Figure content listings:
- - - - -

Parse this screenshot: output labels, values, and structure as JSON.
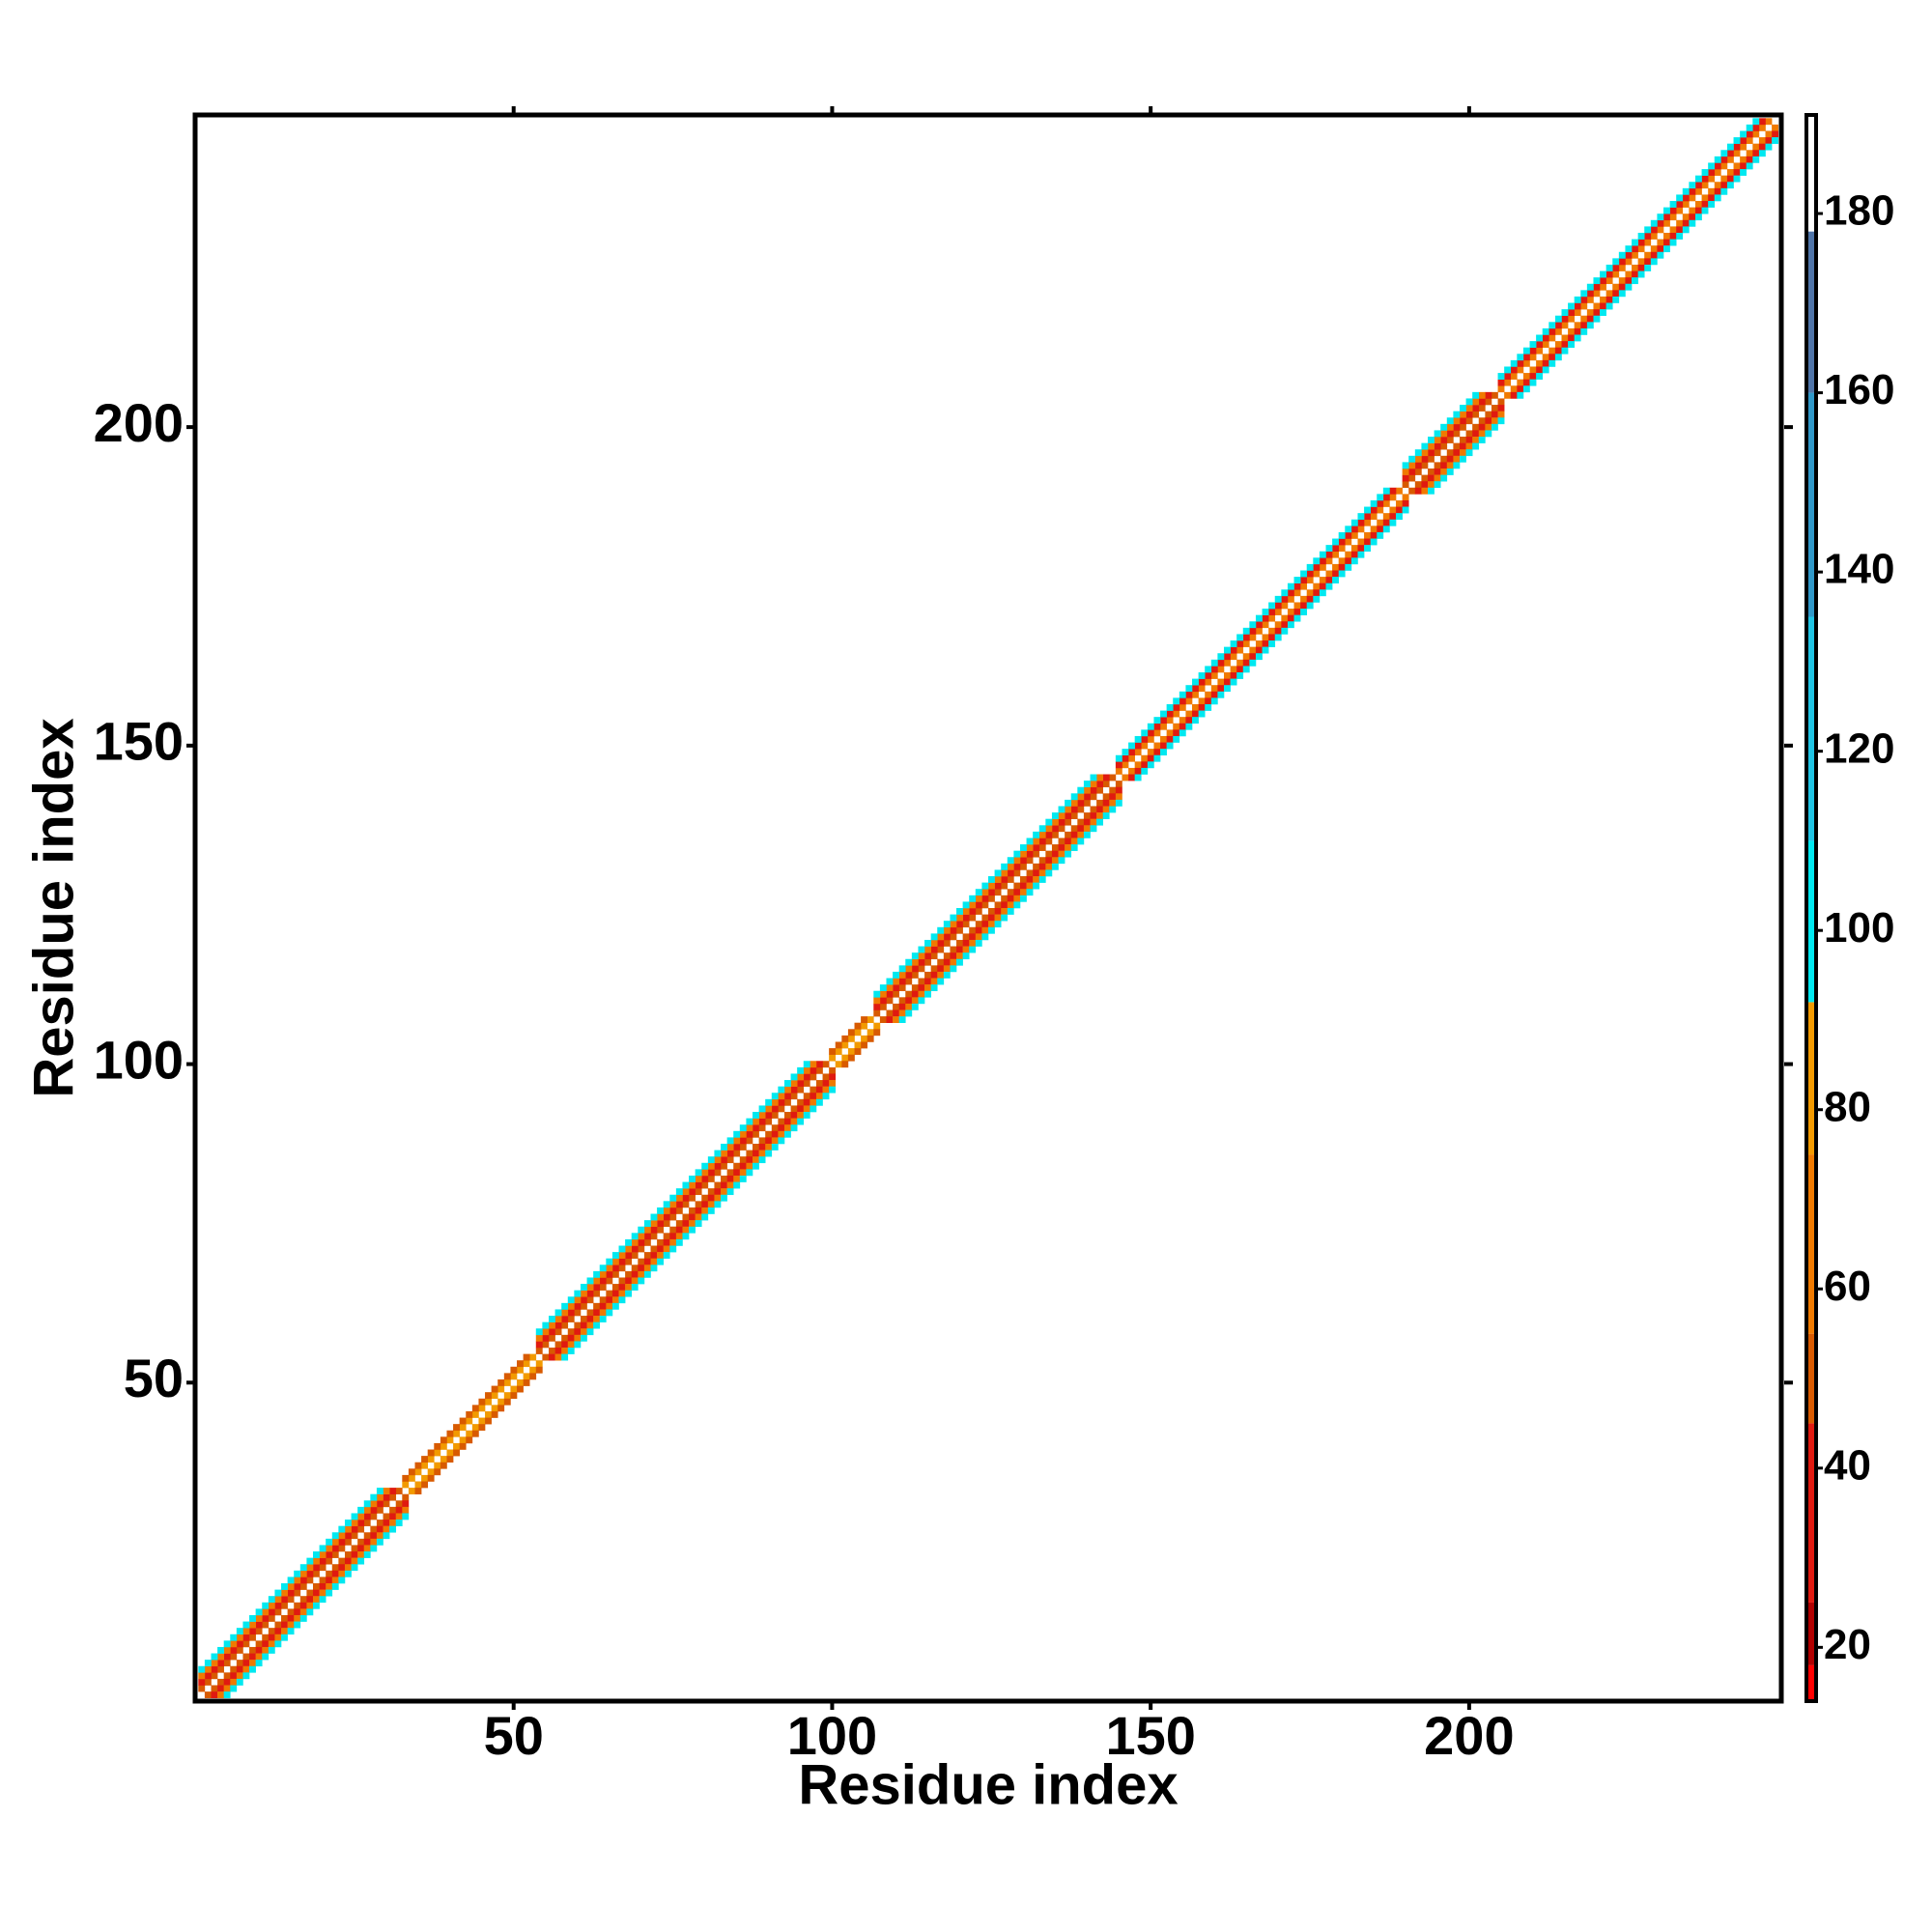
{
  "chart_data": {
    "type": "heatmap",
    "xlabel": "Residue index",
    "ylabel": "Residue index",
    "xlim": [
      0,
      249
    ],
    "ylim": [
      0,
      249
    ],
    "xticks": [
      50,
      100,
      150,
      200
    ],
    "yticks": [
      50,
      100,
      150,
      200
    ],
    "segments": [
      {
        "start": 1,
        "end": 33,
        "values": [
          50,
          30,
          65,
          100
        ]
      },
      {
        "start": 33,
        "end": 54,
        "values": [
          80,
          45
        ]
      },
      {
        "start": 54,
        "end": 100,
        "values": [
          50,
          30,
          65,
          100
        ]
      },
      {
        "start": 100,
        "end": 107,
        "values": [
          80,
          45
        ]
      },
      {
        "start": 107,
        "end": 145,
        "values": [
          50,
          30,
          65,
          100
        ]
      },
      {
        "start": 145,
        "end": 190,
        "values": [
          60,
          30,
          100
        ]
      },
      {
        "start": 190,
        "end": 205,
        "values": [
          50,
          25,
          65,
          100
        ]
      },
      {
        "start": 205,
        "end": 248,
        "values": [
          60,
          30,
          100
        ]
      }
    ],
    "colorbar": {
      "clim": [
        14,
        191
      ],
      "ticks": [
        20,
        40,
        60,
        80,
        100,
        120,
        140,
        160,
        180
      ],
      "bounds": [
        14,
        18,
        25,
        45,
        55,
        75,
        92,
        110,
        135,
        160,
        178,
        191
      ],
      "colors": [
        "#ff0000",
        "#b00000",
        "#e01a10",
        "#d85a00",
        "#f07a00",
        "#f29a00",
        "#00e8f0",
        "#20c4e4",
        "#3098c8",
        "#4f74a8",
        "#ffffff"
      ]
    }
  }
}
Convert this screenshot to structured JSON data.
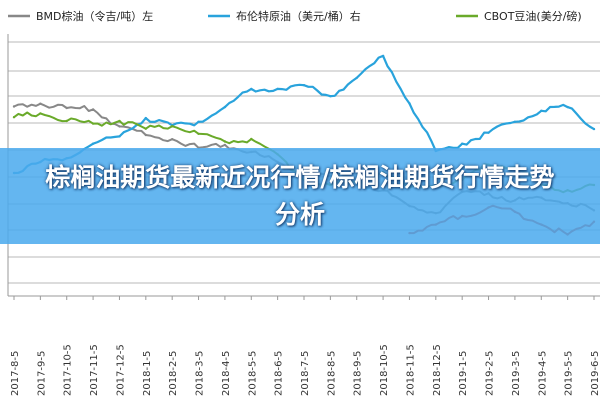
{
  "banner": {
    "title": "棕榈油期货最新近况行情/棕榈油期货行情走势分析"
  },
  "chart_data": {
    "type": "line",
    "x": [
      "2017-8-5",
      "2017-9-5",
      "2017-10-5",
      "2017-11-5",
      "2017-12-5",
      "2018-1-5",
      "2018-2-5",
      "2018-3-5",
      "2018-4-5",
      "2018-5-5",
      "2018-6-5",
      "2018-7-5",
      "2018-8-5",
      "2018-9-5",
      "2018-10-5",
      "2018-11-5",
      "2018-12-5",
      "2019-1-5",
      "2019-2-5",
      "2019-3-5",
      "2019-4-5",
      "2019-5-5",
      "2019-6-5"
    ],
    "series": [
      {
        "name": "BMD棕油（令吉/吨）左",
        "color": "#888888",
        "values": [
          2790,
          2810,
          2780,
          2770,
          2650,
          2590,
          2560,
          2500,
          2520,
          2470,
          2400,
          2310,
          2300,
          2240,
          2200,
          2090,
          2040,
          2190,
          2180,
          2130,
          2150,
          2110,
          2060
        ]
      },
      {
        "name": "布伦特原油（美元/桶）右",
        "color": "#29a3dc",
        "values": [
          52,
          55,
          56,
          60,
          62,
          67,
          65,
          66,
          70,
          75,
          75,
          76,
          73,
          78,
          84,
          71,
          58,
          60,
          63,
          66,
          69,
          70,
          64
        ]
      },
      {
        "name": "CBOT豆油(美分/磅)",
        "color": "#6aaa2a",
        "values": [
          33.5,
          33.8,
          33.2,
          33.0,
          33.2,
          32.6,
          32.8,
          32.2,
          31.6,
          31.8,
          30.6,
          28.6,
          28.2,
          28.4,
          29.2,
          28.0,
          28.2,
          28.6,
          29.8,
          29.6,
          28.2,
          27.8,
          28.2
        ]
      },
      {
        "name": "",
        "color": "#d9442a",
        "values": [
          null,
          null,
          null,
          null,
          null,
          null,
          null,
          null,
          null,
          null,
          null,
          null,
          null,
          null,
          null,
          1900,
          1960,
          2020,
          2080,
          2050,
          1960,
          1890,
          1980
        ]
      }
    ]
  }
}
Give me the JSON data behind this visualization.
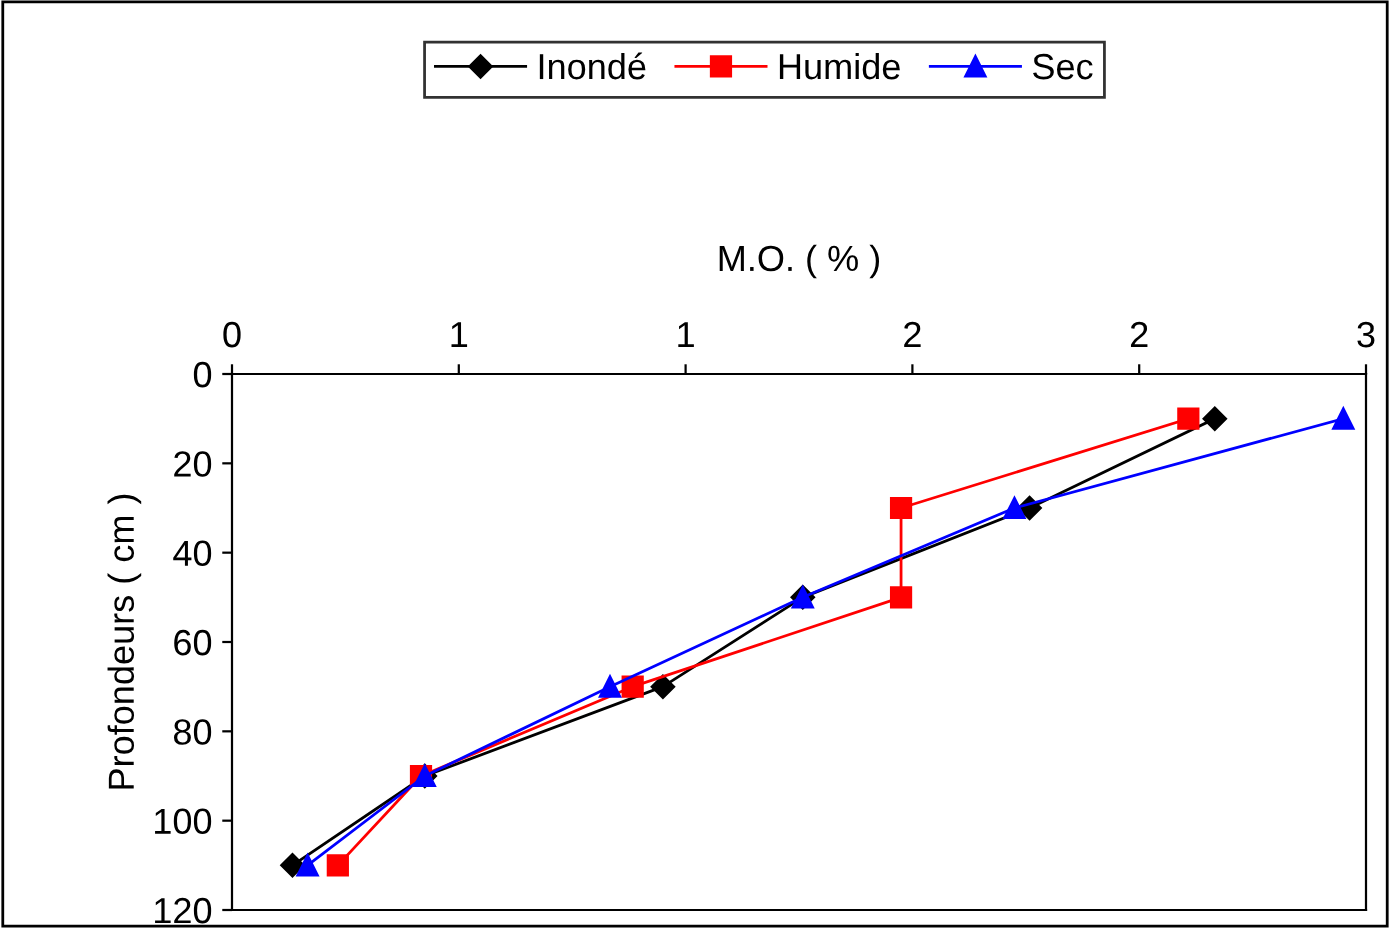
{
  "chart_data": {
    "type": "line",
    "xlabel": "M.O. ( % )",
    "ylabel": "Profondeurs ( cm )",
    "xlim": [
      0,
      3
    ],
    "xticks": [
      0,
      {
        "value": 0.6,
        "label": "1"
      },
      {
        "value": 1.2,
        "label": "1"
      },
      {
        "value": 1.8,
        "label": "2"
      },
      {
        "value": 2.4,
        "label": "2"
      },
      3
    ],
    "ylim": [
      120,
      0
    ],
    "yticks": [
      0,
      20,
      40,
      60,
      80,
      100,
      120
    ],
    "grid": false,
    "legend": "top",
    "series": [
      {
        "name": "Inondé",
        "color": "#000000",
        "marker": "diamond",
        "x": [
          2.6,
          2.11,
          1.51,
          1.14,
          0.51,
          0.16
        ],
        "values": [
          10,
          30,
          50,
          70,
          90,
          110
        ]
      },
      {
        "name": "Humide",
        "color": "#ff0000",
        "marker": "square",
        "x": [
          2.53,
          1.77,
          1.77,
          1.06,
          0.5,
          0.28
        ],
        "values": [
          10,
          30,
          50,
          70,
          90,
          110
        ]
      },
      {
        "name": "Sec",
        "color": "#0000ff",
        "marker": "triangle",
        "x": [
          2.94,
          2.07,
          1.51,
          1.0,
          0.51,
          0.2
        ],
        "values": [
          10,
          30,
          50,
          70,
          90,
          110
        ]
      }
    ]
  }
}
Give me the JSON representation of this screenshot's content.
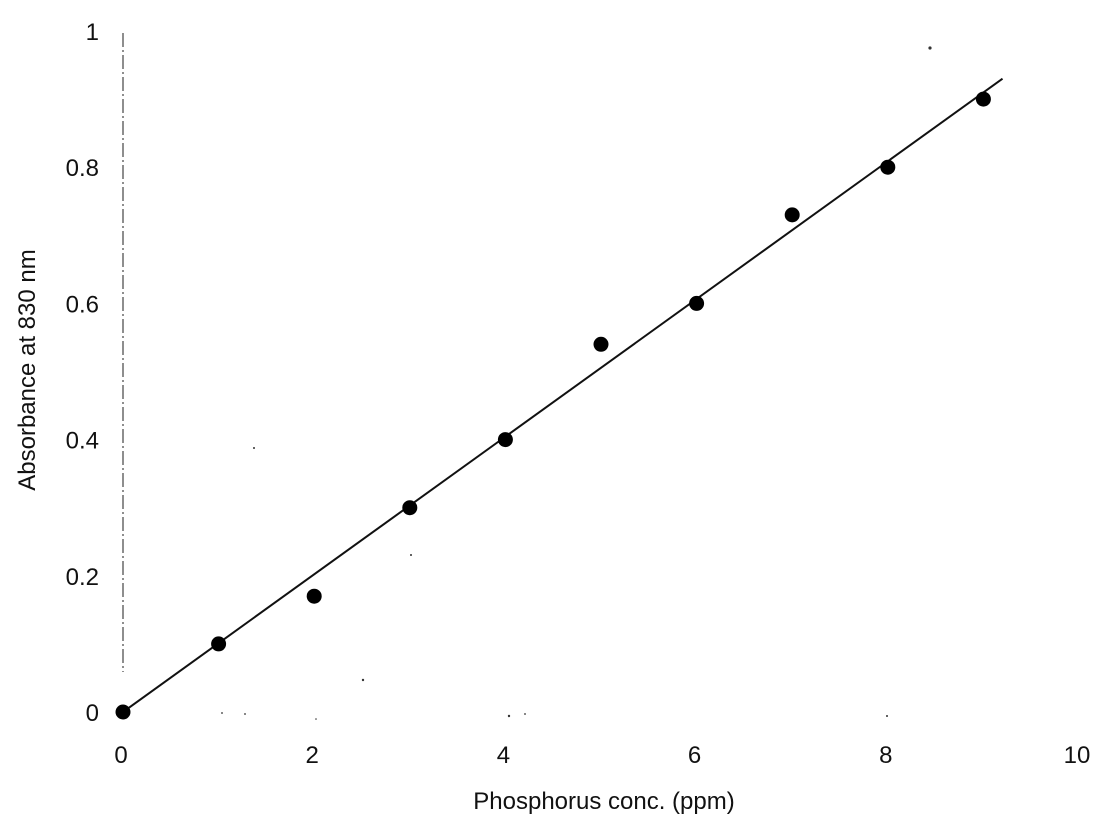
{
  "chart_data": {
    "type": "scatter",
    "title": "",
    "xlabel": "Phosphorus conc. (ppm)",
    "ylabel": "Absorbance at 830 nm",
    "xlim": [
      0,
      10
    ],
    "ylim": [
      0,
      1
    ],
    "x_ticks": [
      0,
      2,
      4,
      6,
      8,
      10
    ],
    "y_ticks": [
      0,
      0.2,
      0.4,
      0.6,
      0.8,
      1
    ],
    "x_tick_labels": [
      "0",
      "2",
      "4",
      "6",
      "8",
      "10"
    ],
    "y_tick_labels": [
      "0",
      "0.2",
      "0.4",
      "0.6",
      "0.8",
      "1"
    ],
    "grid": false,
    "legend": "none",
    "series": [
      {
        "type": "scatter",
        "marker": "filled-circle",
        "color": "#000000",
        "x": [
          0,
          1,
          2,
          3,
          4,
          5,
          6,
          7,
          8,
          9
        ],
        "y": [
          0.0,
          0.1,
          0.17,
          0.3,
          0.4,
          0.54,
          0.6,
          0.73,
          0.8,
          0.9
        ]
      },
      {
        "type": "line",
        "role": "linear-fit",
        "color": "#111111",
        "x": [
          0,
          9.2
        ],
        "y": [
          0.0,
          0.93
        ]
      }
    ]
  }
}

- - - - -

TASK: Tally up the lines in the preceding listing that contain the string "ylabel". Respond with the number and nothing else.

EXPECTED ANSWER: 3